*PASSAGE PROVIDED*:
Building a personal AI chatbot and integrating it into your website can significantly enhance user engagement and provide interactive assistance to your visitors. In this post, I'll walk through the process of creating and deploying a custom chatbot using modern web technologies.
Tech Stack Overview
For this project, we'll use:
- OpenAI API: For natural language processing and response generation
- React: For building the chat interface
- TypeScript: For type-safe development
- Supabase: For storing chat history and managing API keys
- Shadcn UI: For building a beautiful chat interface
- Remix: For server-side rendering and API routes
Setting Up the Foundation
1. Project Structure
First, let's organize our chatbot-related code:
app/
├── components/
│ └── chat/
│ ├── chat-window.tsx
│ ├── message-input.tsx
│ ├── message-list.tsx
│ └── message-bubble.tsx
├── lib/
│ └── chat/
│ ├── types.ts
│ ├── openai.ts
│ └── chat-store.ts
└── routes/
└── api/
└── chat.ts
2. Data Model
In Supabase, we'll create tables for storing chat history:
create table chat_messages (
id uuid default uuid_generate_v4() primary key,
session_id uuid not null,
content text not null,
role text not null,
created_at timestamp with time zone default timezone('utc'::text, now())

*TASK REQUIREMENTS*:
1. Using the chatbot post, decide whether each statement below is true. Answer yes or no for each, and quote the words from the post that settle it.
(a) Supabase is used to store chat history.
(b) React handles server-side rendering in this project.
(c) The session_id column in the chat_messages table may be left empty.
2. Quote the chatbot post word for word, starting with "Building a personal" and going on through "modern web technologies.".

[Structured page parsing data]
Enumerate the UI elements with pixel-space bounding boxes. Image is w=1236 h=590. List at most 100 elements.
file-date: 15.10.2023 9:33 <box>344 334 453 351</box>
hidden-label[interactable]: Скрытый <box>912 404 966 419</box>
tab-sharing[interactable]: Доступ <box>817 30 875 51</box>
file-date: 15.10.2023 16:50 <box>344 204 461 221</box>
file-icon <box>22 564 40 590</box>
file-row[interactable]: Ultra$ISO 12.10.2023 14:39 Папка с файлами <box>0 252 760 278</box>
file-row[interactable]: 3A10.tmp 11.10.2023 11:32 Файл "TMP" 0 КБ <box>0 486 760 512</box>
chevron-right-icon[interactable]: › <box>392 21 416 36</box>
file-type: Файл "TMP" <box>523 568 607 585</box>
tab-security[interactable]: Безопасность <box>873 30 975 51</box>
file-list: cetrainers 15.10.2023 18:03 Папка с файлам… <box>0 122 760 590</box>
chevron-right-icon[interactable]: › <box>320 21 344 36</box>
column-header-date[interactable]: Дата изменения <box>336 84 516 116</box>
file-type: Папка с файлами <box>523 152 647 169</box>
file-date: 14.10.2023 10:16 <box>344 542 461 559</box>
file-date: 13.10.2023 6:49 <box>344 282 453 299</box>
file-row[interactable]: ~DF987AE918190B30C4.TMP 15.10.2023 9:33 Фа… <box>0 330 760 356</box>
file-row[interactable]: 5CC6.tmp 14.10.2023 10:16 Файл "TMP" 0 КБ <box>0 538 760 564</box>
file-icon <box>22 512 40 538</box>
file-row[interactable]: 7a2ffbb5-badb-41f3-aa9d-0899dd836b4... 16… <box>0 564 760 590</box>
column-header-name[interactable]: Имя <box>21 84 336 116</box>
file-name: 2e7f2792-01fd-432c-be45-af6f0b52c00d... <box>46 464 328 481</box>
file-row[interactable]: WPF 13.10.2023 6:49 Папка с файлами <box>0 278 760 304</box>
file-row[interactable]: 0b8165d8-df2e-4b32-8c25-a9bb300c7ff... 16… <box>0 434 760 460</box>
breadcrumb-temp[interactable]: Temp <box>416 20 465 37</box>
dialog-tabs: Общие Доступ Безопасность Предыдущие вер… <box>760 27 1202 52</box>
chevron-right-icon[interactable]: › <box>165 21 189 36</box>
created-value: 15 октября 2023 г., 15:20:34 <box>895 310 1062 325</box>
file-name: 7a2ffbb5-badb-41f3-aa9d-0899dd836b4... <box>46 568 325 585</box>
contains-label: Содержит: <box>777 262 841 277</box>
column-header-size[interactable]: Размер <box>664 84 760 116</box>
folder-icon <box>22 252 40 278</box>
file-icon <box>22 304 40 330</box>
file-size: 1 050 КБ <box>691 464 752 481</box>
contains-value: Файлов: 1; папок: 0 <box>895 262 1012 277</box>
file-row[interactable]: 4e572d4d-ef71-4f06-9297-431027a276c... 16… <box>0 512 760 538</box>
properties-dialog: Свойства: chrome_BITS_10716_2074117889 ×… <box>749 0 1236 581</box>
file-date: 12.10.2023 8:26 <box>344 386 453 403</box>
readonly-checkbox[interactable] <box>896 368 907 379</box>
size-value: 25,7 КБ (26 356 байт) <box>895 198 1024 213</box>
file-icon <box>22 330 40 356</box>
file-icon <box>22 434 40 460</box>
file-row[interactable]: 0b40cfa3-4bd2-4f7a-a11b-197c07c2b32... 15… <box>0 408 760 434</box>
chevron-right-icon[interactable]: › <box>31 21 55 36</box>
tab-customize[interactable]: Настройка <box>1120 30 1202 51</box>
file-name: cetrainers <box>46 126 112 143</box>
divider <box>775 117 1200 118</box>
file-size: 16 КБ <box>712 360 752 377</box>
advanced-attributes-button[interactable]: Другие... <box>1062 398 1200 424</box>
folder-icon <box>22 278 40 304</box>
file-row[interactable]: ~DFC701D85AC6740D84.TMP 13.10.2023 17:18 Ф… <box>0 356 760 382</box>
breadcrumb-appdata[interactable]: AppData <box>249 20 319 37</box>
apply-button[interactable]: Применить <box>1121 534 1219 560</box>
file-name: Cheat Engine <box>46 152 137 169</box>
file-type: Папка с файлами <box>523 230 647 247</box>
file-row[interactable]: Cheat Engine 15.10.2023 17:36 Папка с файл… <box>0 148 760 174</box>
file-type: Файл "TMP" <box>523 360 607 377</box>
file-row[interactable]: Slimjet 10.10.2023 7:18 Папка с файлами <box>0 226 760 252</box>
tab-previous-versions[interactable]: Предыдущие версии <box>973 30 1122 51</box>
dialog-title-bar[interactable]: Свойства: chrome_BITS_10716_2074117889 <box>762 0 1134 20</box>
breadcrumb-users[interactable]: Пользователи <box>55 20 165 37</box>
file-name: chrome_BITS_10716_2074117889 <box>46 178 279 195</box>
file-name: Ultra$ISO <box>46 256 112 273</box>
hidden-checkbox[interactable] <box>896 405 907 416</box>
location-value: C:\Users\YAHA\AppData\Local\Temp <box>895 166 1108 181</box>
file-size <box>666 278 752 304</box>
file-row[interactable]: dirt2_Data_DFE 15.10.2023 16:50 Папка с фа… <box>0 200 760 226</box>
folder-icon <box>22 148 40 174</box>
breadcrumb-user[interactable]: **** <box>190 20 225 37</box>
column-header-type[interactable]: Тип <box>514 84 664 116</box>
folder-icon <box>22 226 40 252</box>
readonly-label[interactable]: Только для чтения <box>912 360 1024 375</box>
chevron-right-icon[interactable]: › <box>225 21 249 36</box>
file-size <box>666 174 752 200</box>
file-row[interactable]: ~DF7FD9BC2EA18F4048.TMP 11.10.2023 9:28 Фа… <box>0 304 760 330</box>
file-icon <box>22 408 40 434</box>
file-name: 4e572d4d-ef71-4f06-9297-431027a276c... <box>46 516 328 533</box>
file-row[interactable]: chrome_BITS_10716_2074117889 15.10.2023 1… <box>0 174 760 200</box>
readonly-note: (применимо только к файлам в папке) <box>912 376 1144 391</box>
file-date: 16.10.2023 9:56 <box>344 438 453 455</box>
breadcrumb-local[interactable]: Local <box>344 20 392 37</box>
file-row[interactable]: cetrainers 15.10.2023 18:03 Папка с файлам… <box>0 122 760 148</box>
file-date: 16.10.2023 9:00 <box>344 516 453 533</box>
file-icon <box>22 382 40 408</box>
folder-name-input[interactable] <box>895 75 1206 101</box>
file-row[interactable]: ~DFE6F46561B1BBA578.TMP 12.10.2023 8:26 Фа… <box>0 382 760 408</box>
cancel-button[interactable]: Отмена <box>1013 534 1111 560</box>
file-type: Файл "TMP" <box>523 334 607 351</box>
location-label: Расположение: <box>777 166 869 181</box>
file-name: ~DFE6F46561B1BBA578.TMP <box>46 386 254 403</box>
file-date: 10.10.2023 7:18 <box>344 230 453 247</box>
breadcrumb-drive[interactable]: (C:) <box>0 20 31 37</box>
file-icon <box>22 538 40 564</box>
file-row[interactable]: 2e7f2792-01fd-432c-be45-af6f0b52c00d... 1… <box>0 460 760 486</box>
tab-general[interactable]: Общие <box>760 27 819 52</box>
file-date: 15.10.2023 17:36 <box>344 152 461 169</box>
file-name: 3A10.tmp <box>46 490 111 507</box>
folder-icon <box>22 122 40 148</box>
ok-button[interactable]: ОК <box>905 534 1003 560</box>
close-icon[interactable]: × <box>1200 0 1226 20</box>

*ANSWERS TO THE PROBLEMS*:
1.
(a) Yes: "Supabase: For storing chat history and managing API keys"
(b) No: "React: For building the chat interface" and "Remix: For server-side rendering and API routes"
(c) No: "session_id uuid not null"

2.
Building a personal AI chatbot and integrating it into your website can significantly enhance user engagement and provide interactive assistance to your visitors. In this post, I'll walk through the process of creating and deploying a custom chatbot using modern web technologies.